Bij het opstellen van de Energiewet en daarop gebaseerde uitvoeringsregelingen zal
opnieuw worden gekeken naar de verdeling van kosten voor het verwijderen van gasaansluitingen,
met het oog op de energietransitie. Zolang het gaat om een relatief beperkt aantal
verzoeken om verwijdering van de gasaansluiting is het effect van deze wijzigingsregeling
op de periodieke aansluitvergoeding (zeer) beperkt. Echter, het is de verwachting
dat dit aantal op gaat lopen als gevolg van de energietransitie.
3. Advies en uitvoerings- en handhaafbaarheidstoets ACM
Gelet op artikel 12, tweede lid, van de Gaswet is een ontwerp van deze wijzigingsregeling
voor advies toegezonden aan de Autoriteit Consument en Markt (ACM). Tevens is de ACM
verzocht om de uitvoering en handhaafbaarheid van deze regeling te toetsen. De ACM
heeft geen opmerkingen of aanbevelingen gedaan bij het ontwerp en acht de regeling
uitvoerbaar en handhaafbaar.
4. Effecten en regeldruk
Het nieuwe artikel 5b van de Regeling inzake tariefstructuren en voorwaarden gas zorgt
ervoor dat de tarievencode gas moet worden aangepast, waarmee de tariefstructuur wordt
gewijzigd. Deze wijzigingsregeling leidt niet tot extra regeldrukeffecten ten opzichte
van de eerdere wijziging van de Regeling inzake tariefstructuren en voorwaarden gas
van 22 juni 2020, omdat de voor die eerdere wijziging noodzakelijke aanpassing van
de tarievencode gas nog niet was doorgevoerd. De regeldrukeffecten die samenhangen
met het wijzigen van de tariefstructuur zijn gekwantificeerd bij de eerdere wijziging
van de Regeling inzake tariefstructuren en voorwaarden gas van 22 juni 2020. Het nieuwe
artikel 5b van de Regeling inzake tariefstructuren en voorwaarden gas zorgt ervoor
dat kleinverbruikers die hun gasaansluiting willen beëindigen geen aparte betaling
meer hoeven te verrichten. Het wegvallen van deze handeling heeft een positief effect
op de regeldruk dat in de onderstaande tabel is gekwantificeerd voor de verwachte
duur van de Regeling inzake tariefstructuren en voorwaarden gas.

## UITTREKSEL GEGEVENS
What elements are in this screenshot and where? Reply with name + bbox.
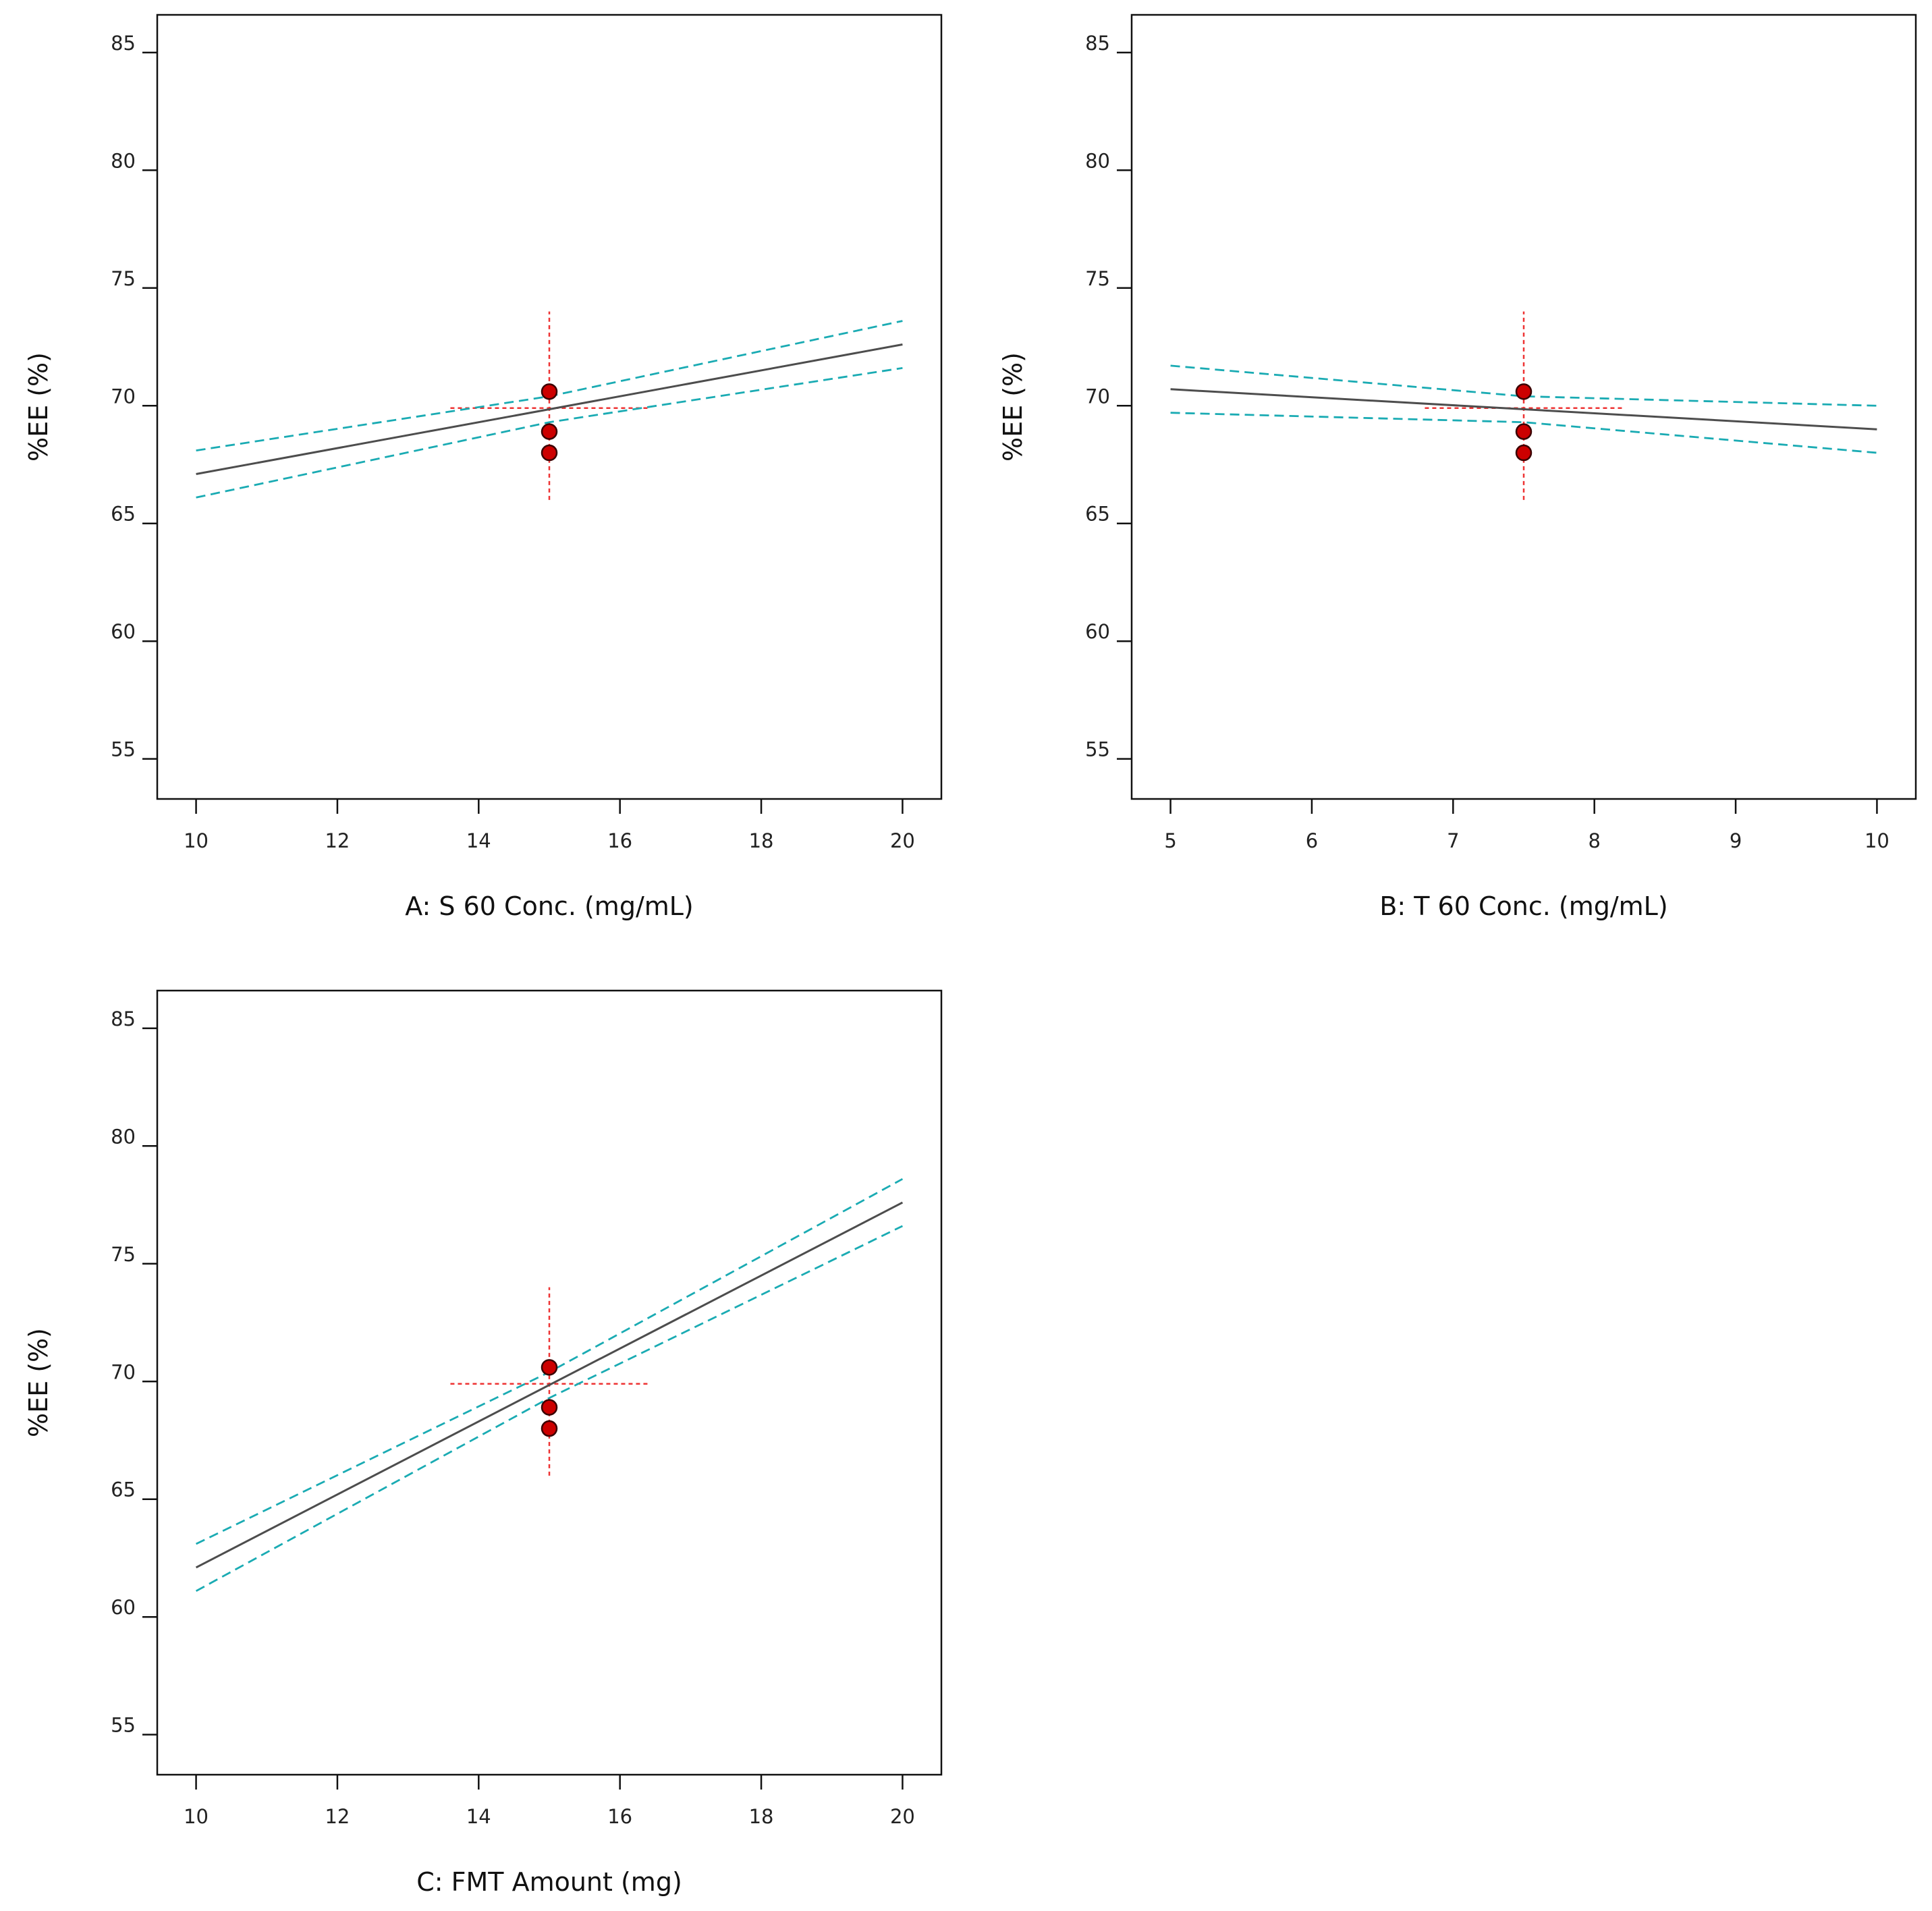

## KORTE OPDRACHT 1
Kopieer uit het fragment over gasaansluitingen letterlijk het stuk tussen "3. Advies en" en "uitvoerbaar en handhaafbaar.", beide inbegrepen.
## KORTE OPDRACHT 2
Beantwoord deze vragen met het fragment over gasaansluitingen:
(a) Welk aantal zal volgens de verwachting oplopen door de energietransitie?
(b) Aan welke instantie is een ontwerp van de wijzigingsregeling voor advies gestuurd?
(c) Welk artikel van de Regeling inzake tariefstructuren en voorwaarden gas is nieuw?

## ANTWOORD 1
3. Advies en uitvoerings- en handhaafbaarheidstoets ACM
Gelet op artikel 12, tweede lid, van de Gaswet is een ontwerp van deze wijzigingsregeling
voor advies toegezonden aan de Autoriteit Consument en Markt (ACM). Tevens is de ACM
verzocht om de uitvoering en handhaafbaarheid van deze regeling te toetsen. De ACM
heeft geen opmerkingen of aanbevelingen gedaan bij het ontwerp en acht de regeling
uitvoerbaar en handhaafbaar.

## ANTWOORD 2
(a) Het aantal verzoeken om verwijdering van de gasaansluiting.
(b) De Autoriteit Consument en Markt (ACM).
(c) Artikel 5b.